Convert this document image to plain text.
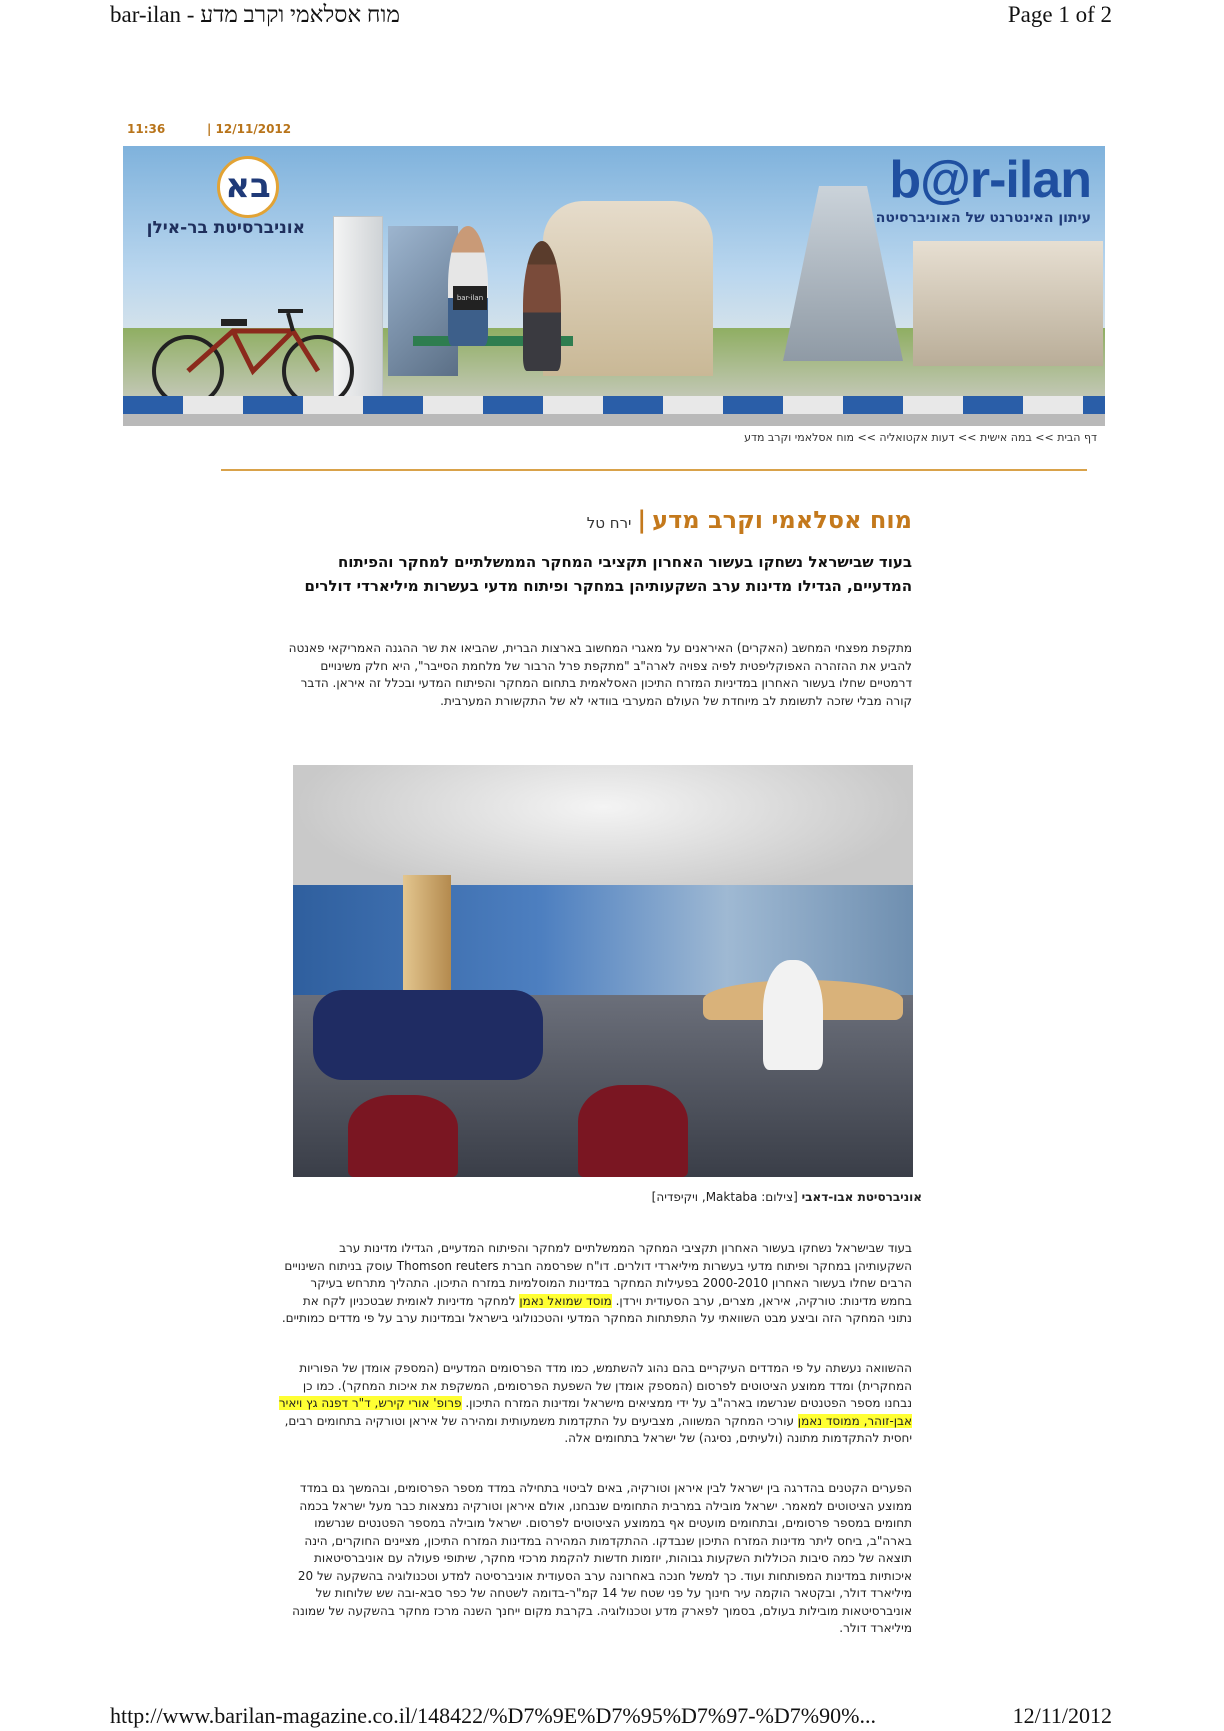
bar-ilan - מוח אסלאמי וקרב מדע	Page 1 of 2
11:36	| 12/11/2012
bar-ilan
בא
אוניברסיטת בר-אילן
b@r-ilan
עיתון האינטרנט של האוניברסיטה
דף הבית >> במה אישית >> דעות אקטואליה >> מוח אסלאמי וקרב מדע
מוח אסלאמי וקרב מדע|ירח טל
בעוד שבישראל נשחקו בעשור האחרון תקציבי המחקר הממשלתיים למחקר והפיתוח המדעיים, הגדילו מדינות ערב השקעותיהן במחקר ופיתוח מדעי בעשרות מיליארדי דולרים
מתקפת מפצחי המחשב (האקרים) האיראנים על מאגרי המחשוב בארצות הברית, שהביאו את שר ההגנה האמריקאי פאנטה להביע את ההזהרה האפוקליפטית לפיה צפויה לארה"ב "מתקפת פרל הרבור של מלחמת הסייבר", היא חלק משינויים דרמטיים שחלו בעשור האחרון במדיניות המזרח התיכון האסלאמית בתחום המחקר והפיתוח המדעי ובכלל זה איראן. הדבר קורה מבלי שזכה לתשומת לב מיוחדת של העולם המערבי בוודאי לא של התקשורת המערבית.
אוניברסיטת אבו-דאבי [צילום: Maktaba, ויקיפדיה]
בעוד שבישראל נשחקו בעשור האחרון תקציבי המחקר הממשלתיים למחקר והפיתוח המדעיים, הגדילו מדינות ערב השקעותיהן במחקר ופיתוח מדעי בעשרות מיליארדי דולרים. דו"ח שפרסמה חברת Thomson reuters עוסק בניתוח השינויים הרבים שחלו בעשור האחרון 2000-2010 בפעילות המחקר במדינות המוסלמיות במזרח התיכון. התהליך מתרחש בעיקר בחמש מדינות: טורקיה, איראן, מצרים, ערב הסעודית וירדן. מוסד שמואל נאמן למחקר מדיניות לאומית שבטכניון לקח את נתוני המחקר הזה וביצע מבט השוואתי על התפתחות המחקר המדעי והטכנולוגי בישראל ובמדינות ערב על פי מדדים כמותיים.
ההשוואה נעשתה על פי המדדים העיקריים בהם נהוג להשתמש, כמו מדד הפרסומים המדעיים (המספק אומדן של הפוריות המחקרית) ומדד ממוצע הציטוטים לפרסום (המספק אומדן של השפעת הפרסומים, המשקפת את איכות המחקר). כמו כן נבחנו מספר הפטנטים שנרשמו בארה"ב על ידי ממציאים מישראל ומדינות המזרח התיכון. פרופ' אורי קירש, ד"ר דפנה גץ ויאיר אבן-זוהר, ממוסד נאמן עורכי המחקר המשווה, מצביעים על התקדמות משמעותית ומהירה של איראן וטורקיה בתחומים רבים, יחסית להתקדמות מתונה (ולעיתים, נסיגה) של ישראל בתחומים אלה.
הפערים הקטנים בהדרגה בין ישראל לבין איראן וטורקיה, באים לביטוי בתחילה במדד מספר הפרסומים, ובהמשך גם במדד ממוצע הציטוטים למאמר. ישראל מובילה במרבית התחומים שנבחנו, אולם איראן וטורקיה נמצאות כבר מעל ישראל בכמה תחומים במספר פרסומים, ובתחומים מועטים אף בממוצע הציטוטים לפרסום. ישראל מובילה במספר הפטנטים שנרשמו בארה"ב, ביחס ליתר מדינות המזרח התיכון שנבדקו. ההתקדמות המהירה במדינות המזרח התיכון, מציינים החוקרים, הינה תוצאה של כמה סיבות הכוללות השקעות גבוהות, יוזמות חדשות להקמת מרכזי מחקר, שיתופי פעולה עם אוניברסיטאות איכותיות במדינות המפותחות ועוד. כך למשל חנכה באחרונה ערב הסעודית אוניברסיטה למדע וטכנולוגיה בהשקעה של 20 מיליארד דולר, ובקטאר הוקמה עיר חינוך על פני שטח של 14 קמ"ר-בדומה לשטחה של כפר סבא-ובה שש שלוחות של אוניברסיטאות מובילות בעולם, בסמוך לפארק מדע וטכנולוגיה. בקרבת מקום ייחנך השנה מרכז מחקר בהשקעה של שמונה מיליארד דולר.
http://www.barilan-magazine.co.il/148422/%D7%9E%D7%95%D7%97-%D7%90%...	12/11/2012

§ Written request: Leave images out of the retyped records; keep all else exact.

§ Expected output:
Convert this document image to plain text.
bar-ilan - מוח אסלאמי וקרב מדע	Page 1 of 2
11:36	| 12/11/2012
bar-ilan
בא
אוניברסיטת בר-אילן
b@r-ilan
עיתון האינטרנט של האוניברסיטה
דף הבית >> במה אישית >> דעות אקטואליה >> מוח אסלאמי וקרב מדע
מוח אסלאמי וקרב מדע|ירח טל
בעוד שבישראל נשחקו בעשור האחרון תקציבי המחקר הממשלתיים למחקר והפיתוח המדעיים, הגדילו מדינות ערב השקעותיהן במחקר ופיתוח מדעי בעשרות מיליארדי דולרים
מתקפת מפצחי המחשב (האקרים) האיראנים על מאגרי המחשוב בארצות הברית, שהביאו את שר ההגנה האמריקאי פאנטה להביע את ההזהרה האפוקליפטית לפיה צפויה לארה"ב "מתקפת פרל הרבור של מלחמת הסייבר", היא חלק משינויים דרמטיים שחלו בעשור האחרון במדיניות המזרח התיכון האסלאמית בתחום המחקר והפיתוח המדעי ובכלל זה איראן. הדבר קורה מבלי שזכה לתשומת לב מיוחדת של העולם המערבי בוודאי לא של התקשורת המערבית.
אוניברסיטת אבו-דאבי [צילום: Maktaba, ויקיפדיה]
בעוד שבישראל נשחקו בעשור האחרון תקציבי המחקר הממשלתיים למחקר והפיתוח המדעיים, הגדילו מדינות ערב השקעותיהן במחקר ופיתוח מדעי בעשרות מיליארדי דולרים. דו"ח שפרסמה חברת Thomson reuters עוסק בניתוח השינויים הרבים שחלו בעשור האחרון 2000-2010 בפעילות המחקר במדינות המוסלמיות במזרח התיכון. התהליך מתרחש בעיקר בחמש מדינות: טורקיה, איראן, מצרים, ערב הסעודית וירדן. מוסד שמואל נאמן למחקר מדיניות לאומית שבטכניון לקח את נתוני המחקר הזה וביצע מבט השוואתי על התפתחות המחקר המדעי והטכנולוגי בישראל ובמדינות ערב על פי מדדים כמותיים.
ההשוואה נעשתה על פי המדדים העיקריים בהם נהוג להשתמש, כמו מדד הפרסומים המדעיים (המספק אומדן של הפוריות המחקרית) ומדד ממוצע הציטוטים לפרסום (המספק אומדן של השפעת הפרסומים, המשקפת את איכות המחקר). כמו כן נבחנו מספר הפטנטים שנרשמו בארה"ב על ידי ממציאים מישראל ומדינות המזרח התיכון. פרופ' אורי קירש, ד"ר דפנה גץ ויאיר אבן-זוהר, ממוסד נאמן עורכי המחקר המשווה, מצביעים על התקדמות משמעותית ומהירה של איראן וטורקיה בתחומים רבים, יחסית להתקדמות מתונה (ולעיתים, נסיגה) של ישראל בתחומים אלה.
הפערים הקטנים בהדרגה בין ישראל לבין איראן וטורקיה, באים לביטוי בתחילה במדד מספר הפרסומים, ובהמשך גם במדד ממוצע הציטוטים למאמר. ישראל מובילה במרבית התחומים שנבחנו, אולם איראן וטורקיה נמצאות כבר מעל ישראל בכמה תחומים במספר פרסומים, ובתחומים מועטים אף בממוצע הציטוטים לפרסום. ישראל מובילה במספר הפטנטים שנרשמו בארה"ב, ביחס ליתר מדינות המזרח התיכון שנבדקו. ההתקדמות המהירה במדינות המזרח התיכון, מציינים החוקרים, הינה תוצאה של כמה סיבות הכוללות השקעות גבוהות, יוזמות חדשות להקמת מרכזי מחקר, שיתופי פעולה עם אוניברסיטאות איכותיות במדינות המפותחות ועוד. כך למשל חנכה באחרונה ערב הסעודית אוניברסיטה למדע וטכנולוגיה בהשקעה של 20 מיליארד דולר, ובקטאר הוקמה עיר חינוך על פני שטח של 14 קמ"ר-בדומה לשטחה של כפר סבא-ובה שש שלוחות של אוניברסיטאות מובילות בעולם, בסמוך לפארק מדע וטכנולוגיה. בקרבת מקום ייחנך השנה מרכז מחקר בהשקעה של שמונה מיליארד דולר.
http://www.barilan-magazine.co.il/148422/%D7%9E%D7%95%D7%97-%D7%90%...	12/11/2012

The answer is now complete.